__Brief__
Select lines where the word "DIUMENGE" appears.

─── Supplied records ───

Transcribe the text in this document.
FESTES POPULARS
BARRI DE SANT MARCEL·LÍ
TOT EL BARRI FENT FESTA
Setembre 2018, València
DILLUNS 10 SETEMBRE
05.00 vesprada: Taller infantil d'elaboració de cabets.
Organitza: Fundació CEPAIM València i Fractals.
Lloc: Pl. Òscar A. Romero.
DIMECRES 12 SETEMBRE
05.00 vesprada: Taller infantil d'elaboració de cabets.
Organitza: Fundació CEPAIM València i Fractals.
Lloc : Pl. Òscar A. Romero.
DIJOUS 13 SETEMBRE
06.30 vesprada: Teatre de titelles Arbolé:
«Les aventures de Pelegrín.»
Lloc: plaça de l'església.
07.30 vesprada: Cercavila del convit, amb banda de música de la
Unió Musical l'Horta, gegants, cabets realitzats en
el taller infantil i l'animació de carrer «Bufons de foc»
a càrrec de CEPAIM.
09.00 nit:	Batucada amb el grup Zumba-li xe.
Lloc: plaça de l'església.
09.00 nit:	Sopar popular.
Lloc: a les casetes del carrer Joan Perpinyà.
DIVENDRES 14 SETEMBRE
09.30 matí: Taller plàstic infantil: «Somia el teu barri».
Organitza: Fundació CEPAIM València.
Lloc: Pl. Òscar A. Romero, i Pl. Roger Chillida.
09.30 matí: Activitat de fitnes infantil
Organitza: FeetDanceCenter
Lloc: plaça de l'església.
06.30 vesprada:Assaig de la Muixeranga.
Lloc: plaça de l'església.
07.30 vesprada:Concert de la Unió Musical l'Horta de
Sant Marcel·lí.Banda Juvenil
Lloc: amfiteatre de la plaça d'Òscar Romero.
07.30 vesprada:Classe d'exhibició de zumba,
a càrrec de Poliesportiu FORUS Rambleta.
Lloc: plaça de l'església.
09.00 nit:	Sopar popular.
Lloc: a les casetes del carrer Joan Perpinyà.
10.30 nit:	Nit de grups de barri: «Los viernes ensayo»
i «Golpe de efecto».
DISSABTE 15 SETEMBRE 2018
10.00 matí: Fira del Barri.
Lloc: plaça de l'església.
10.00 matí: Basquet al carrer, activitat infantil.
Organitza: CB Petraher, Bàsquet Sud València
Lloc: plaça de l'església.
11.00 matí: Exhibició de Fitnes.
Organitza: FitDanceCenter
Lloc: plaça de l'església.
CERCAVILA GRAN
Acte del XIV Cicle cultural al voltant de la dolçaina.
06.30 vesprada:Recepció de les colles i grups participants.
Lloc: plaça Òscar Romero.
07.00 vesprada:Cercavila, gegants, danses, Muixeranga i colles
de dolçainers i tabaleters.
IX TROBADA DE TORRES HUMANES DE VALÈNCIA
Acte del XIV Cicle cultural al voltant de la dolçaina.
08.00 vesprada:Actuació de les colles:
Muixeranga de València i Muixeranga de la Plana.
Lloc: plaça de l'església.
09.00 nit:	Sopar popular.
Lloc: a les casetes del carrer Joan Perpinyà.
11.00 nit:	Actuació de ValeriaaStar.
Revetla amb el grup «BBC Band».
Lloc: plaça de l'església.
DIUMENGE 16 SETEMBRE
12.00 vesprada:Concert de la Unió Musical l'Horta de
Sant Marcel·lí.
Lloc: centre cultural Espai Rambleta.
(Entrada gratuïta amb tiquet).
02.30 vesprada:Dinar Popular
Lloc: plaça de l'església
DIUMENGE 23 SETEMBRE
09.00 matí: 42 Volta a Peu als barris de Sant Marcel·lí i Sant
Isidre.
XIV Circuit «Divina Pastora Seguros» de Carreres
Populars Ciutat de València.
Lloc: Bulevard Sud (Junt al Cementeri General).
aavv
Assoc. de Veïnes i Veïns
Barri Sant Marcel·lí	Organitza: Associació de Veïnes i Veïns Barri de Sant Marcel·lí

───

__Expected output__
DIUMENGE 16 SETEMBRE
DIUMENGE 23 SETEMBRE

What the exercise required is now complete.